====== MATERIAL PROVIDED
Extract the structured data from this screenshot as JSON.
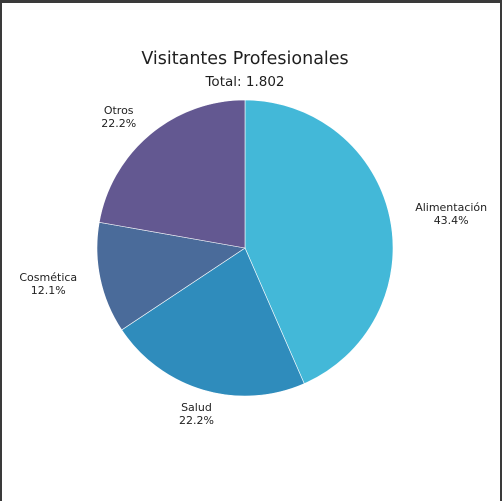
{
  "chart_data": {
    "type": "pie",
    "title": "Visitantes Profesionales",
    "subtitle": "Total: 1.802",
    "slices": [
      {
        "label": "Alimentación",
        "percent_label": "43.4%",
        "value": 43.4,
        "color": "#43b8d8"
      },
      {
        "label": "Salud",
        "percent_label": "22.2%",
        "value": 22.2,
        "color": "#2f8cbc"
      },
      {
        "label": "Cosmética",
        "percent_label": "12.1%",
        "value": 12.1,
        "color": "#4a6b9a"
      },
      {
        "label": "Otros",
        "percent_label": "22.2%",
        "value": 22.2,
        "color": "#635891"
      }
    ]
  }
}
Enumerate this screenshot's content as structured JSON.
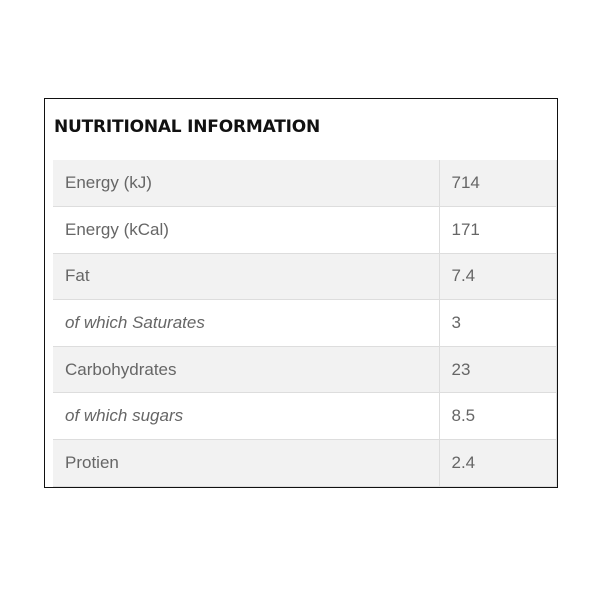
{
  "title": "NUTRITIONAL INFORMATION",
  "rows": [
    {
      "label": "Energy (kJ)",
      "value": "714",
      "italic": false
    },
    {
      "label": "Energy (kCal)",
      "value": "171",
      "italic": false
    },
    {
      "label": "Fat",
      "value": "7.4",
      "italic": false
    },
    {
      "label": "of which Saturates",
      "value": "3",
      "italic": true
    },
    {
      "label": "Carbohydrates",
      "value": "23",
      "italic": false
    },
    {
      "label": "of which sugars",
      "value": "8.5",
      "italic": true
    },
    {
      "label": "Protien",
      "value": "2.4",
      "italic": false
    }
  ]
}
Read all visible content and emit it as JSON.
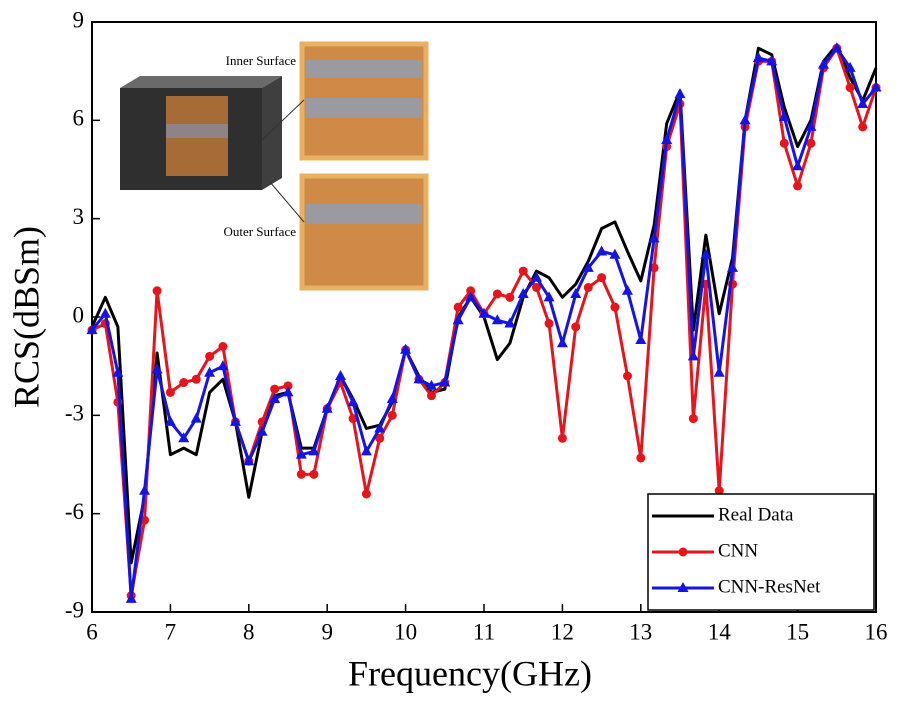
{
  "chart_data": {
    "type": "line",
    "xlabel": "Frequency(GHz)",
    "ylabel": "RCS(dBSm)",
    "annotations": [
      "Inner Surface",
      "Outer Surface"
    ],
    "x": [
      6,
      6.17,
      6.33,
      6.5,
      6.67,
      6.83,
      7,
      7.17,
      7.33,
      7.5,
      7.67,
      7.83,
      8,
      8.17,
      8.33,
      8.5,
      8.67,
      8.83,
      9,
      9.17,
      9.33,
      9.5,
      9.67,
      9.83,
      10,
      10.17,
      10.33,
      10.5,
      10.67,
      10.83,
      11,
      11.17,
      11.33,
      11.5,
      11.67,
      11.83,
      12,
      12.17,
      12.33,
      12.5,
      12.67,
      12.83,
      13,
      13.17,
      13.33,
      13.5,
      13.67,
      13.83,
      14,
      14.17,
      14.33,
      14.5,
      14.67,
      14.83,
      15,
      15.17,
      15.33,
      15.5,
      15.67,
      15.83,
      16
    ],
    "series": [
      {
        "name": "Real Data",
        "color": "#000000",
        "marker": null,
        "values": [
          -0.3,
          0.6,
          -0.3,
          -7.5,
          -5.5,
          -1.1,
          -4.2,
          -4.0,
          -4.2,
          -2.3,
          -1.9,
          -3.2,
          -5.5,
          -3.5,
          -2.4,
          -2.3,
          -4.0,
          -4.0,
          -2.8,
          -1.8,
          -2.5,
          -3.4,
          -3.3,
          -2.6,
          -1.0,
          -1.8,
          -2.3,
          -2.2,
          0,
          0.6,
          0,
          -1.3,
          -0.8,
          0.6,
          1.4,
          1.2,
          0.6,
          1.0,
          1.7,
          2.7,
          2.9,
          2.0,
          1.1,
          2.8,
          5.9,
          6.9,
          -0.4,
          2.5,
          0.1,
          1.8,
          6.0,
          8.2,
          8.0,
          6.4,
          5.2,
          6.0,
          7.8,
          8.3,
          7.3,
          6.6,
          7.6
        ]
      },
      {
        "name": "CNN",
        "color": "#e8141c",
        "marker": "circle",
        "values": [
          -0.4,
          -0.2,
          -2.6,
          -8.5,
          -6.2,
          0.8,
          -2.3,
          -2.0,
          -1.9,
          -1.2,
          -0.9,
          -3.2,
          -4.4,
          -3.2,
          -2.2,
          -2.1,
          -4.8,
          -4.8,
          -2.8,
          -2.0,
          -3.1,
          -5.4,
          -3.7,
          -3.0,
          -1.0,
          -1.9,
          -2.4,
          -2.0,
          0.3,
          0.8,
          0.1,
          0.7,
          0.6,
          1.4,
          0.9,
          -0.2,
          -3.7,
          -0.3,
          0.9,
          1.2,
          0.3,
          -1.8,
          -4.3,
          1.5,
          5.2,
          6.5,
          -3.1,
          1.0,
          -5.3,
          1.0,
          5.8,
          7.8,
          7.8,
          5.3,
          4.0,
          5.3,
          7.6,
          8.2,
          7.0,
          5.8,
          7.0
        ]
      },
      {
        "name": "CNN-ResNet",
        "color": "#1414e6",
        "marker": "triangle",
        "values": [
          -0.4,
          0.1,
          -1.7,
          -8.6,
          -5.3,
          -1.6,
          -3.2,
          -3.7,
          -3.1,
          -1.7,
          -1.5,
          -3.2,
          -4.4,
          -3.5,
          -2.5,
          -2.3,
          -4.2,
          -4.1,
          -2.8,
          -1.8,
          -2.6,
          -4.1,
          -3.4,
          -2.5,
          -1.0,
          -1.9,
          -2.1,
          -2.0,
          -0.1,
          0.6,
          0.1,
          -0.1,
          -0.2,
          0.7,
          1.2,
          0.6,
          -0.8,
          0.7,
          1.5,
          2.0,
          1.9,
          0.8,
          -0.7,
          2.4,
          5.4,
          6.8,
          -1.2,
          1.9,
          -1.7,
          1.5,
          6.0,
          7.9,
          7.8,
          6.1,
          4.6,
          5.8,
          7.7,
          8.2,
          7.6,
          6.5,
          7.0
        ]
      }
    ],
    "xlim": [
      6,
      16
    ],
    "xticks": [
      6,
      7,
      8,
      9,
      10,
      11,
      12,
      13,
      14,
      15,
      16
    ],
    "ylim": [
      -9,
      9
    ],
    "yticks": [
      -9,
      -6,
      -3,
      0,
      3,
      6,
      9
    ],
    "grid": false,
    "legend": "lower right"
  }
}
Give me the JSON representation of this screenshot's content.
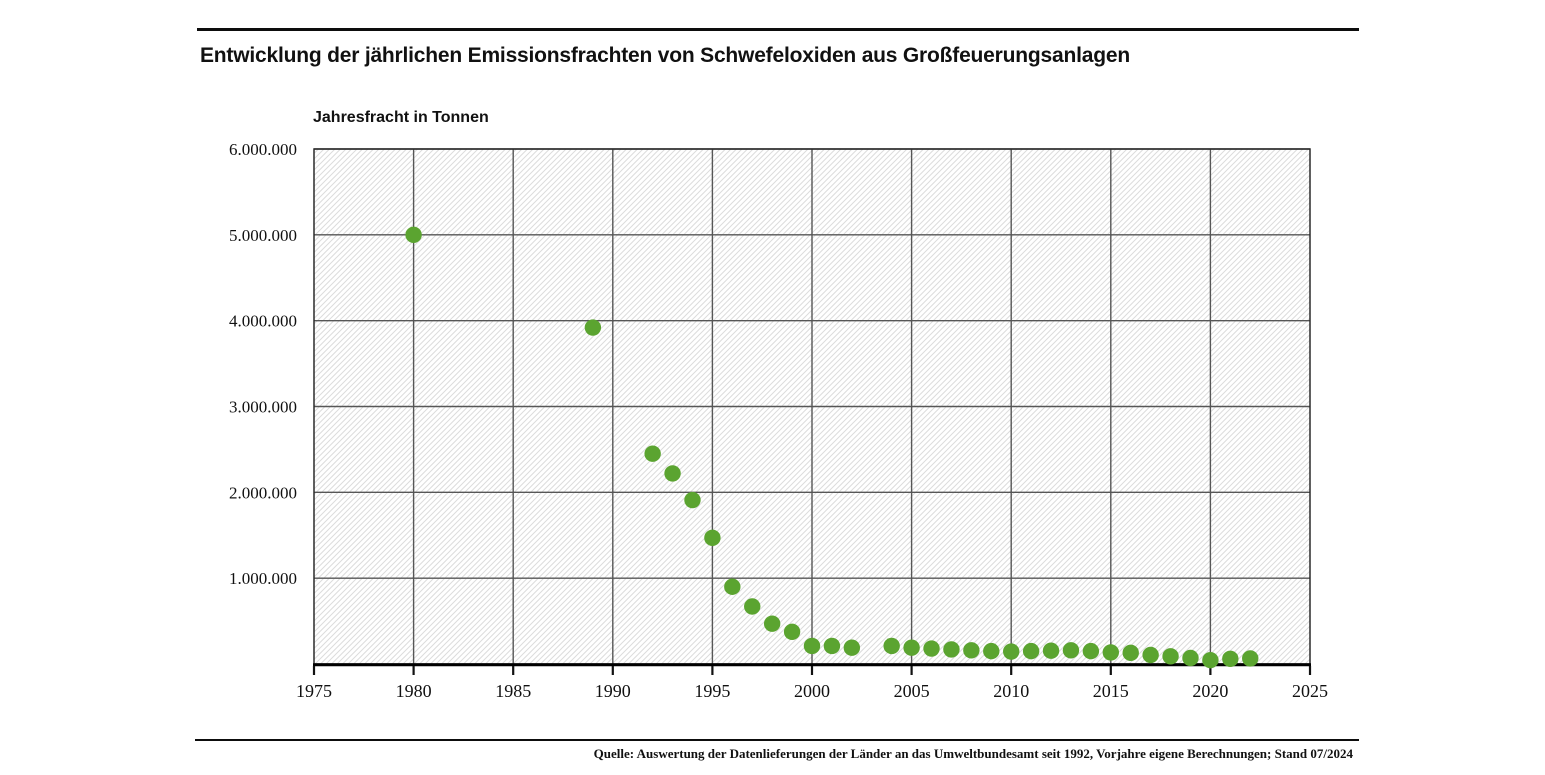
{
  "chart_data": {
    "type": "scatter",
    "title": "Entwicklung der jährlichen Emissionsfrachten von Schwefeloxiden aus Großfeuerungsanlagen",
    "ylabel": "Jahresfracht in Tonnen",
    "xlabel": "",
    "xlim": [
      1975,
      2025
    ],
    "ylim": [
      0,
      6000000
    ],
    "grid": true,
    "background_pattern": "diagonal-hatch",
    "marker_color": "#5ba430",
    "xticks": {
      "values": [
        1975,
        1980,
        1985,
        1990,
        1995,
        2000,
        2005,
        2010,
        2015,
        2020,
        2025
      ],
      "labels": [
        "1975",
        "1980",
        "1985",
        "1990",
        "1995",
        "2000",
        "2005",
        "2010",
        "2015",
        "2020",
        "2025"
      ]
    },
    "yticks": {
      "values": [
        1000000,
        2000000,
        3000000,
        4000000,
        5000000,
        6000000
      ],
      "labels": [
        "1.000.000",
        "2.000.000",
        "3.000.000",
        "4.000.000",
        "5.000.000",
        "6.000.000"
      ]
    },
    "points": [
      [
        1980,
        5000000
      ],
      [
        1989,
        3920000
      ],
      [
        1992,
        2450000
      ],
      [
        1993,
        2220000
      ],
      [
        1994,
        1910000
      ],
      [
        1995,
        1470000
      ],
      [
        1996,
        900000
      ],
      [
        1997,
        670000
      ],
      [
        1998,
        470000
      ],
      [
        1999,
        375000
      ],
      [
        2000,
        210000
      ],
      [
        2001,
        210000
      ],
      [
        2002,
        190000
      ],
      [
        2004,
        210000
      ],
      [
        2005,
        190000
      ],
      [
        2006,
        180000
      ],
      [
        2007,
        170000
      ],
      [
        2008,
        160000
      ],
      [
        2009,
        150000
      ],
      [
        2010,
        145000
      ],
      [
        2011,
        150000
      ],
      [
        2012,
        155000
      ],
      [
        2013,
        160000
      ],
      [
        2014,
        150000
      ],
      [
        2015,
        135000
      ],
      [
        2016,
        130000
      ],
      [
        2017,
        105000
      ],
      [
        2018,
        90000
      ],
      [
        2019,
        70000
      ],
      [
        2020,
        45000
      ],
      [
        2021,
        60000
      ],
      [
        2022,
        65000
      ]
    ]
  },
  "footer": {
    "source": "Quelle: Auswertung der Datenlieferungen der Länder an das Umweltbundesamt seit 1992, Vorjahre eigene Berechnungen; Stand 07/2024"
  }
}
============
**SHORT PROBLEM**
Find the word "ylabel" in the entries above and gather every line that holds it.

**TASK ANSWER**
    "ylabel": "RCS(dBSm)",
    "ylabel": "Jahresfracht in Tonnen",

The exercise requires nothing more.